──────── Records for processing ────────
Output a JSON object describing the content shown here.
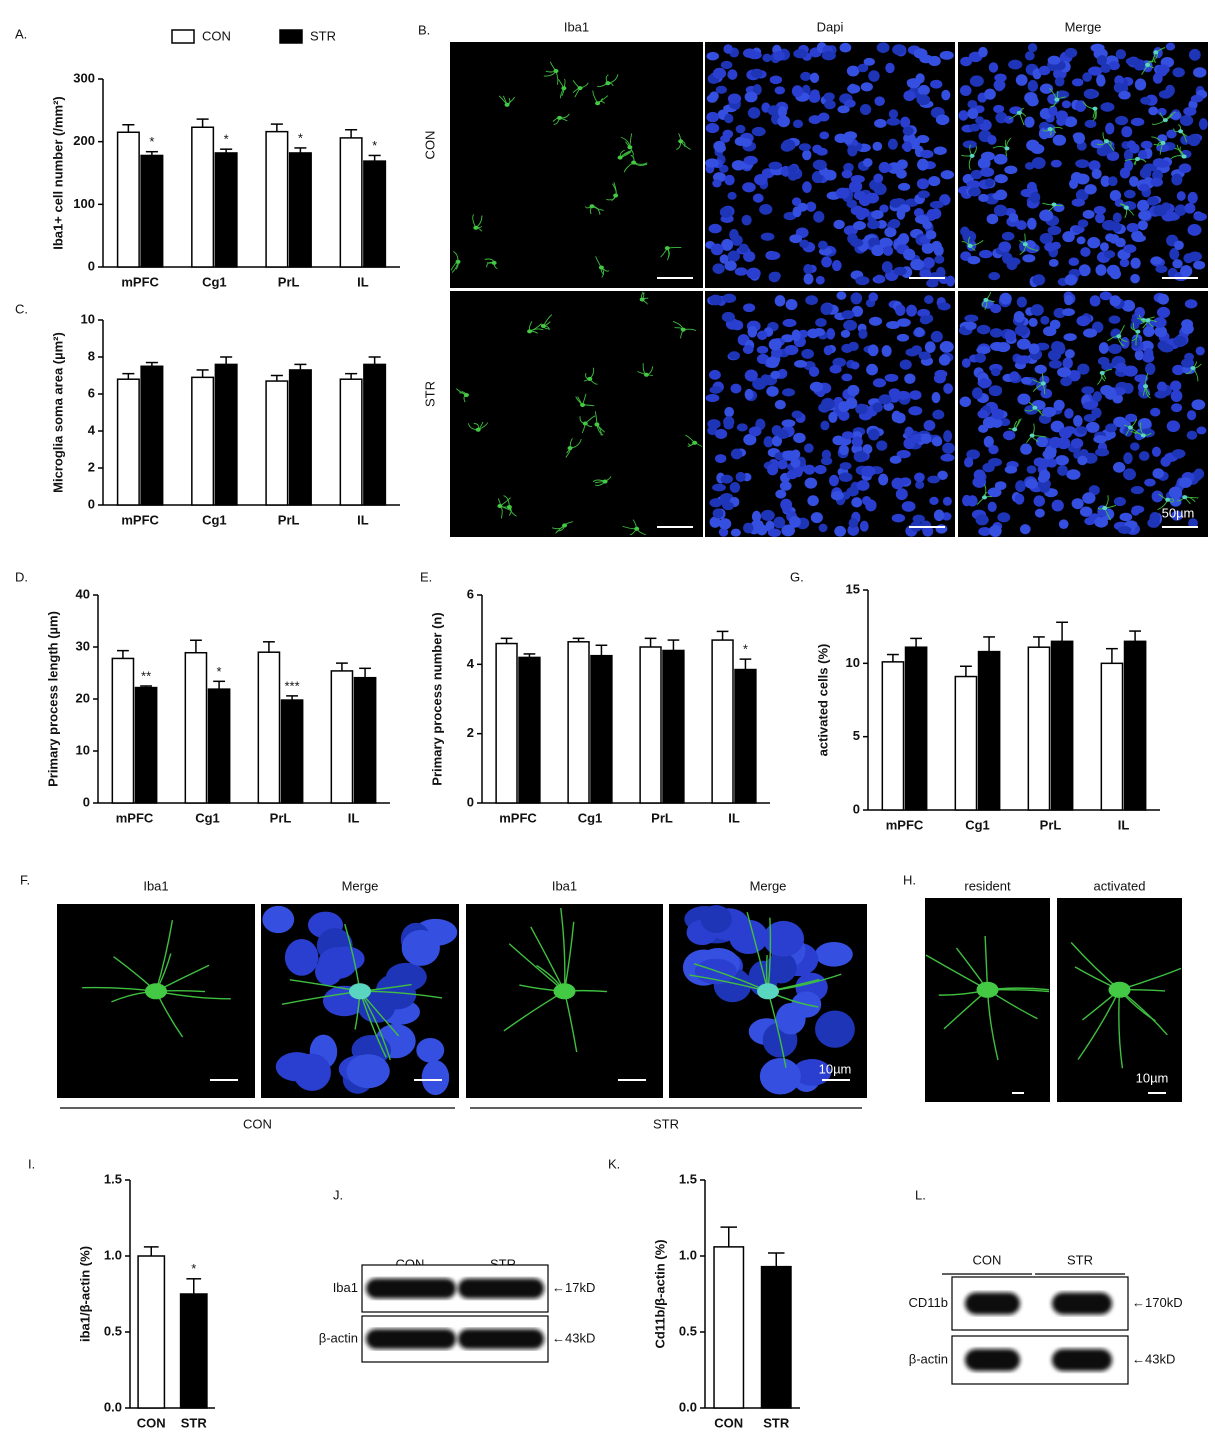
{
  "chart_data": [
    {
      "type": "bar",
      "panel": "A.",
      "ylabel": "Iba1+ cell number (/mm²)",
      "legend": true,
      "categories": [
        "mPFC",
        "Cg1",
        "PrL",
        "IL"
      ],
      "ylim": [
        0,
        300
      ],
      "yticks": [
        0,
        100,
        200,
        300
      ],
      "series": [
        {
          "name": "CON",
          "color": "#ffffff",
          "values": [
            215,
            223,
            216,
            206
          ],
          "errors": [
            12,
            13,
            12,
            13
          ]
        },
        {
          "name": "STR",
          "color": "#000000",
          "values": [
            178,
            182,
            182,
            169
          ],
          "errors": [
            6,
            6,
            8,
            9
          ],
          "annotations": [
            "*",
            "*",
            "*",
            "*"
          ]
        }
      ]
    },
    {
      "type": "bar",
      "panel": "C.",
      "ylabel": "Microglia soma area (µm²)",
      "categories": [
        "mPFC",
        "Cg1",
        "PrL",
        "IL"
      ],
      "ylim": [
        0,
        10
      ],
      "yticks": [
        0,
        2,
        4,
        6,
        8,
        10
      ],
      "series": [
        {
          "color": "#ffffff",
          "values": [
            6.8,
            6.9,
            6.7,
            6.8
          ],
          "errors": [
            0.3,
            0.4,
            0.3,
            0.3
          ]
        },
        {
          "color": "#000000",
          "values": [
            7.5,
            7.6,
            7.3,
            7.6
          ],
          "errors": [
            0.2,
            0.4,
            0.3,
            0.4
          ]
        }
      ]
    },
    {
      "type": "bar",
      "panel": "D.",
      "ylabel": "Primary process length (µm)",
      "categories": [
        "mPFC",
        "Cg1",
        "PrL",
        "IL"
      ],
      "ylim": [
        0,
        40
      ],
      "yticks": [
        0,
        10,
        20,
        30,
        40
      ],
      "series": [
        {
          "color": "#ffffff",
          "values": [
            27.8,
            28.9,
            29.0,
            25.4
          ],
          "errors": [
            1.5,
            2.4,
            2.0,
            1.5
          ]
        },
        {
          "color": "#000000",
          "values": [
            22.2,
            21.9,
            19.8,
            24.1
          ],
          "errors": [
            0.3,
            1.5,
            0.8,
            1.8
          ],
          "annotations": [
            "**",
            "*",
            "***",
            null
          ]
        }
      ]
    },
    {
      "type": "bar",
      "panel": "E.",
      "ylabel": "Primary process number (n)",
      "categories": [
        "mPFC",
        "Cg1",
        "PrL",
        "IL"
      ],
      "ylim": [
        0,
        6
      ],
      "yticks": [
        0,
        2,
        4,
        6
      ],
      "series": [
        {
          "color": "#ffffff",
          "values": [
            4.6,
            4.65,
            4.5,
            4.7
          ],
          "errors": [
            0.15,
            0.1,
            0.25,
            0.25
          ]
        },
        {
          "color": "#000000",
          "values": [
            4.2,
            4.25,
            4.4,
            3.85
          ],
          "errors": [
            0.1,
            0.3,
            0.3,
            0.3
          ],
          "annotations": [
            null,
            null,
            null,
            "*"
          ]
        }
      ]
    },
    {
      "type": "bar",
      "panel": "G.",
      "ylabel": "activated cells (%)",
      "categories": [
        "mPFC",
        "Cg1",
        "PrL",
        "IL"
      ],
      "ylim": [
        0,
        15
      ],
      "yticks": [
        0,
        5,
        10,
        15
      ],
      "series": [
        {
          "color": "#ffffff",
          "values": [
            10.1,
            9.1,
            11.1,
            10.0
          ],
          "errors": [
            0.5,
            0.7,
            0.7,
            1.0
          ]
        },
        {
          "color": "#000000",
          "values": [
            11.1,
            10.8,
            11.5,
            11.5
          ],
          "errors": [
            0.6,
            1.0,
            1.3,
            0.7
          ]
        }
      ]
    },
    {
      "type": "bar",
      "panel": "I.",
      "ylabel": "iba1/β-actin (%)",
      "categories": [
        "CON",
        "STR"
      ],
      "ylim": [
        0,
        1.5
      ],
      "yticks": [
        {
          "value": 0,
          "label": "0.0"
        },
        0.5,
        {
          "value": 1,
          "label": "1.0"
        },
        1.5
      ],
      "series": [
        {
          "colors": [
            "#ffffff",
            "#000000"
          ],
          "values": [
            1.0,
            0.75
          ],
          "errors": [
            0.06,
            0.1
          ],
          "annotations": [
            null,
            "*"
          ]
        }
      ]
    },
    {
      "type": "bar",
      "panel": "K.",
      "ylabel": "Cd11b/β-actin (%)",
      "categories": [
        "CON",
        "STR"
      ],
      "ylim": [
        0,
        1.5
      ],
      "yticks": [
        {
          "value": 0,
          "label": "0.0"
        },
        0.5,
        {
          "value": 1,
          "label": "1.0"
        },
        1.5
      ],
      "series": [
        {
          "colors": [
            "#ffffff",
            "#000000"
          ],
          "values": [
            1.06,
            0.93
          ],
          "errors": [
            0.13,
            0.09
          ]
        }
      ]
    }
  ],
  "figures": {
    "B": {
      "label": "B.",
      "columns": [
        "Iba1",
        "Dapi",
        "Merge"
      ],
      "rows": [
        "CON",
        "STR"
      ],
      "scale": "50µm"
    },
    "F": {
      "label": "F.",
      "columns": [
        "Iba1",
        "Merge",
        "Iba1",
        "Merge"
      ],
      "groups": [
        "CON",
        "STR"
      ],
      "scale": "10µm"
    },
    "H": {
      "label": "H.",
      "columns": [
        "resident",
        "activated"
      ],
      "scale": "10µm"
    },
    "J": {
      "label": "J.",
      "lanes": [
        "CON",
        "STR"
      ],
      "bands": [
        "Iba1",
        "β-actin"
      ],
      "sizes": [
        "←17kD",
        "←43kD"
      ]
    },
    "L": {
      "label": "L.",
      "lanes": [
        "CON",
        "STR"
      ],
      "bands": [
        "CD11b",
        "β-actin"
      ],
      "sizes": [
        "←170kD",
        "←43kD"
      ]
    }
  }
}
────────
Goal of the exercise: Give only the number of lines in the preceding data that include the word "panel".

Worked solution: 7